(Data extracted from a collection)
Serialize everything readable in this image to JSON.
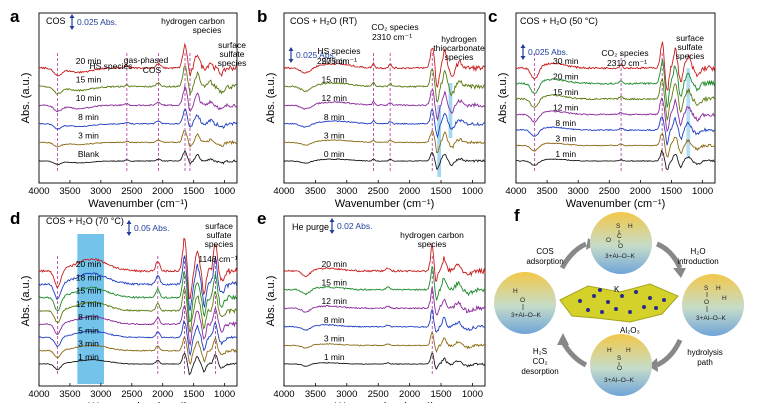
{
  "colors": {
    "black": "#1a1a1a",
    "brown": "#8b6a14",
    "blue": "#1f3fbf",
    "purple": "#8a2a9c",
    "olive": "#5a7a10",
    "green": "#1b8a2a",
    "red": "#c81d1d",
    "highlight": "#5ab8e8",
    "scale_blue": "#1f3f9a"
  },
  "x_tick_labels": [
    "4000",
    "3500",
    "3000",
    "2500",
    "2000",
    "1500",
    "1000"
  ],
  "xlabel": "Wavenumber (cm⁻¹)",
  "ylabel": "Abs. (a.u.)",
  "panel_f": {
    "letter": "f",
    "cos_adsorption": [
      "COS",
      "adsorption"
    ],
    "h2o_introduction": [
      "H₂O",
      "introduction"
    ],
    "hydrolysis_path": [
      "hydrolysis",
      "path"
    ],
    "h2s_co2_desorption": [
      "H₂S",
      "CO₂",
      "desorption"
    ],
    "k_label": "K",
    "support_label": "Al₂O₃",
    "mol_left": [
      "H",
      "O",
      "3+Al–O–K"
    ],
    "mol_top": [
      "S",
      "H",
      "C",
      "O",
      "O",
      "3+Al–O–K"
    ],
    "mol_right": [
      "S",
      "H",
      "O",
      "H",
      "3+Al–O–K"
    ],
    "mol_bottom": [
      "H",
      "H",
      "S",
      "O",
      "3+Al–O–K"
    ]
  },
  "chart_data": [
    {
      "panel": "a",
      "type": "line",
      "condition": "COS",
      "scale_bar": "0.025 Abs.",
      "xlabel": "Wavenumber (cm⁻¹)",
      "ylabel": "Abs. (a.u.)",
      "xlim": [
        4000,
        800
      ],
      "x_ticks": [
        4000,
        3500,
        3000,
        2500,
        2000,
        1500,
        1000
      ],
      "series": [
        {
          "name": "Blank",
          "color": "black"
        },
        {
          "name": "3 min",
          "color": "brown"
        },
        {
          "name": "8 min",
          "color": "blue"
        },
        {
          "name": "10 min",
          "color": "purple"
        },
        {
          "name": "15 min",
          "color": "olive"
        },
        {
          "name": "20 min",
          "color": "red"
        }
      ],
      "annotations": [
        "HS species",
        "gas-phased COS",
        "hydrogen carbon species",
        "surface sulfate species"
      ],
      "features": [
        [
          3700,
          -0.5,
          60
        ],
        [
          3350,
          -0.3,
          200
        ],
        [
          2580,
          0.15,
          25
        ],
        [
          2070,
          0.3,
          35
        ],
        [
          1640,
          1.6,
          35
        ],
        [
          1560,
          -0.6,
          25
        ],
        [
          1440,
          1.0,
          35
        ],
        [
          1230,
          0.4,
          30
        ],
        [
          1050,
          -0.4,
          40
        ]
      ]
    },
    {
      "panel": "b",
      "type": "line",
      "condition": "COS + H₂O (RT)",
      "scale_bar": "0.025 Abs.",
      "xlabel": "Wavenumber (cm⁻¹)",
      "ylabel": "Abs. (a.u.)",
      "xlim": [
        4000,
        800
      ],
      "x_ticks": [
        4000,
        3500,
        3000,
        2500,
        2000,
        1500,
        1000
      ],
      "series": [
        {
          "name": "0 min",
          "color": "black"
        },
        {
          "name": "3 min",
          "color": "brown"
        },
        {
          "name": "8 min",
          "color": "blue"
        },
        {
          "name": "12 min",
          "color": "purple"
        },
        {
          "name": "15 min",
          "color": "olive"
        },
        {
          "name": "20 min",
          "color": "red"
        }
      ],
      "annotations": [
        "HS species 2575 cm⁻¹",
        "CO₂ species 2310 cm⁻¹",
        "hydrogen thiocarbonate species"
      ],
      "features": [
        [
          3650,
          -0.4,
          80
        ],
        [
          3200,
          0.3,
          250
        ],
        [
          2575,
          0.3,
          20
        ],
        [
          2310,
          0.25,
          25
        ],
        [
          1640,
          1.5,
          30
        ],
        [
          1560,
          -1.4,
          25
        ],
        [
          1440,
          1.2,
          30
        ],
        [
          1330,
          -0.7,
          30
        ],
        [
          1200,
          0.4,
          40
        ]
      ]
    },
    {
      "panel": "c",
      "type": "line",
      "condition": "COS + H₂O (50 °C)",
      "scale_bar": "0.025 Abs.",
      "xlabel": "Wavenumber (cm⁻¹)",
      "ylabel": "Abs. (a.u.)",
      "xlim": [
        4000,
        800
      ],
      "x_ticks": [
        4000,
        3500,
        3000,
        2500,
        2000,
        1500,
        1000
      ],
      "series": [
        {
          "name": "1 min",
          "color": "black"
        },
        {
          "name": "3 min",
          "color": "brown"
        },
        {
          "name": "8 min",
          "color": "blue"
        },
        {
          "name": "12 min",
          "color": "purple"
        },
        {
          "name": "15 min",
          "color": "olive"
        },
        {
          "name": "20 min",
          "color": "green"
        },
        {
          "name": "30 min",
          "color": "red"
        }
      ],
      "annotations": [
        "CO₂ species 2310 cm⁻¹",
        "surface sulfate species"
      ],
      "features": [
        [
          3700,
          -0.8,
          60
        ],
        [
          3400,
          0.3,
          200
        ],
        [
          2310,
          0.2,
          25
        ],
        [
          1650,
          1.6,
          30
        ],
        [
          1570,
          -1.6,
          25
        ],
        [
          1440,
          1.2,
          30
        ],
        [
          1350,
          -1.0,
          25
        ],
        [
          1230,
          0.7,
          35
        ],
        [
          1080,
          -0.5,
          40
        ]
      ]
    },
    {
      "panel": "d",
      "type": "line",
      "condition": "COS + H₂O (70 °C)",
      "scale_bar": "0.05 Abs.",
      "xlabel": "Wavenumber (cm⁻¹)",
      "ylabel": "Abs. (a.u.)",
      "xlim": [
        4000,
        800
      ],
      "x_ticks": [
        4000,
        3500,
        3000,
        2500,
        2000,
        1500,
        1000
      ],
      "series": [
        {
          "name": "1 min",
          "color": "black"
        },
        {
          "name": "3 min",
          "color": "brown"
        },
        {
          "name": "5 min",
          "color": "blue"
        },
        {
          "name": "8 min",
          "color": "purple"
        },
        {
          "name": "12 min",
          "color": "olive"
        },
        {
          "name": "15 min",
          "color": "green"
        },
        {
          "name": "18 min",
          "color": "blue"
        },
        {
          "name": "20 min",
          "color": "red"
        }
      ],
      "annotations": [
        "surface sulfate species",
        "1148 cm⁻¹"
      ],
      "features": [
        [
          3700,
          -1.0,
          50
        ],
        [
          3150,
          0.7,
          250
        ],
        [
          2080,
          0.6,
          30
        ],
        [
          1650,
          1.8,
          30
        ],
        [
          1560,
          -1.8,
          25
        ],
        [
          1440,
          1.2,
          30
        ],
        [
          1330,
          -1.4,
          25
        ],
        [
          1148,
          1.6,
          30
        ],
        [
          1050,
          -0.6,
          40
        ]
      ]
    },
    {
      "panel": "e",
      "type": "line",
      "condition": "He purge",
      "scale_bar": "0.02 Abs.",
      "xlabel": "Wavenumber (cm⁻¹)",
      "ylabel": "Abs. (a.u.)",
      "xlim": [
        4000,
        800
      ],
      "x_ticks": [
        4000,
        3500,
        3000,
        2500,
        2000,
        1500,
        1000
      ],
      "series": [
        {
          "name": "1 min",
          "color": "black"
        },
        {
          "name": "3 min",
          "color": "brown"
        },
        {
          "name": "8 min",
          "color": "blue"
        },
        {
          "name": "12 min",
          "color": "purple"
        },
        {
          "name": "15 min",
          "color": "green"
        },
        {
          "name": "20 min",
          "color": "red"
        }
      ],
      "annotations": [
        "hydrogen carbon species"
      ],
      "features": [
        [
          3650,
          -0.4,
          60
        ],
        [
          3300,
          0.2,
          200
        ],
        [
          2350,
          0.2,
          30
        ],
        [
          1640,
          1.9,
          25
        ],
        [
          1580,
          -0.8,
          25
        ],
        [
          1450,
          0.9,
          30
        ],
        [
          1230,
          0.5,
          40
        ],
        [
          1060,
          -0.3,
          50
        ]
      ]
    }
  ]
}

Task prompt:
Copy each line in the data that holds the word "species".

Task solution:
        "HS species",
        "hydrogen carbon species",
        "surface sulfate species"
        "HS species 2575 cm⁻¹",
        "CO₂ species 2310 cm⁻¹",
        "hydrogen thiocarbonate species"
        "CO₂ species 2310 cm⁻¹",
        "surface sulfate species"
        "surface sulfate species",
        "hydrogen carbon species"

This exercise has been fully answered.